#### Material for this exercise:

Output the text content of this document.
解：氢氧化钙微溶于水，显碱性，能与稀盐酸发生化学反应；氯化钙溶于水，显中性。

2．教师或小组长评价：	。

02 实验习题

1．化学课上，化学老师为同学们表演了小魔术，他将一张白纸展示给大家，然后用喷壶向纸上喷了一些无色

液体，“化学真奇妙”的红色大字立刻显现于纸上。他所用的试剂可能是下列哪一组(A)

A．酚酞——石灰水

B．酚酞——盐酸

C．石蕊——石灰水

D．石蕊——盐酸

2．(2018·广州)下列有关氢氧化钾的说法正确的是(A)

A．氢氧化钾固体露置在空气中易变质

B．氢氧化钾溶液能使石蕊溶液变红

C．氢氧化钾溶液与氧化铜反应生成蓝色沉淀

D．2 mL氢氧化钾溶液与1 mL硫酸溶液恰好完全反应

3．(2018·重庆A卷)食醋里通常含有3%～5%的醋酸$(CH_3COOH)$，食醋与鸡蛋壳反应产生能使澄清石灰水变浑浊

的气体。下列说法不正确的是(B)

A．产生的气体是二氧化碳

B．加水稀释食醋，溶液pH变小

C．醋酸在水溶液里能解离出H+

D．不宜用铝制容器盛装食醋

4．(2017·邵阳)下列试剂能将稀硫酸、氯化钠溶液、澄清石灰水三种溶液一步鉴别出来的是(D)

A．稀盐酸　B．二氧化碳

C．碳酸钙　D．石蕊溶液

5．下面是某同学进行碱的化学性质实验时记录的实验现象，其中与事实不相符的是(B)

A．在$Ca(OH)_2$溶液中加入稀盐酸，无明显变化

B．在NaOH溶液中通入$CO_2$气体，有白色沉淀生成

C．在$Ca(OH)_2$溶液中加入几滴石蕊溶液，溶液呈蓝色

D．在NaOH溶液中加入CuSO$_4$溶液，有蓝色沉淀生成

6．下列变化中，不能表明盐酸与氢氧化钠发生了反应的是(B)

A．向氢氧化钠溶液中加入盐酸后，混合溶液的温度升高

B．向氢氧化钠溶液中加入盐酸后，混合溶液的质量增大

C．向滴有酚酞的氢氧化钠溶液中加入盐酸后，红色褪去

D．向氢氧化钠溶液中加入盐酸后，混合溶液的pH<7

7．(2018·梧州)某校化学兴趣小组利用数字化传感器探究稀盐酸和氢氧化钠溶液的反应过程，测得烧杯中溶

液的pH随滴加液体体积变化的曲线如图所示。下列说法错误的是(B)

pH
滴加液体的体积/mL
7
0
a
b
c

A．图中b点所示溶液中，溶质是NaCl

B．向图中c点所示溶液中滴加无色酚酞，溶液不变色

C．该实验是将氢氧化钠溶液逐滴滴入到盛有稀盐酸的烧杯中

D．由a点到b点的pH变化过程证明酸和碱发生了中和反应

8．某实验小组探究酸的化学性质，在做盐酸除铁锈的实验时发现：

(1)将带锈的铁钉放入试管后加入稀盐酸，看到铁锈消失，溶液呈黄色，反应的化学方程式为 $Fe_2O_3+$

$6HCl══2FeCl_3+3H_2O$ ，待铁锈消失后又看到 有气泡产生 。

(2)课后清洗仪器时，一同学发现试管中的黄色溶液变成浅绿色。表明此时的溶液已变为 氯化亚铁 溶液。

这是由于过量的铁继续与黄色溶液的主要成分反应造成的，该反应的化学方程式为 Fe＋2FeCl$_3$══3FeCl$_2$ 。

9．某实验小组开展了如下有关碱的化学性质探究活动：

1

#### Required task:
Go through the data above and find the lines with the word "向氢氧化钠溶液中加入盐酸后". Copy each of those lines.

#### Exercise solution:
A．向氢氧化钠溶液中加入盐酸后，混合溶液的温度升高
B．向氢氧化钠溶液中加入盐酸后，混合溶液的质量增大
D．向氢氧化钠溶液中加入盐酸后，混合溶液的pH<7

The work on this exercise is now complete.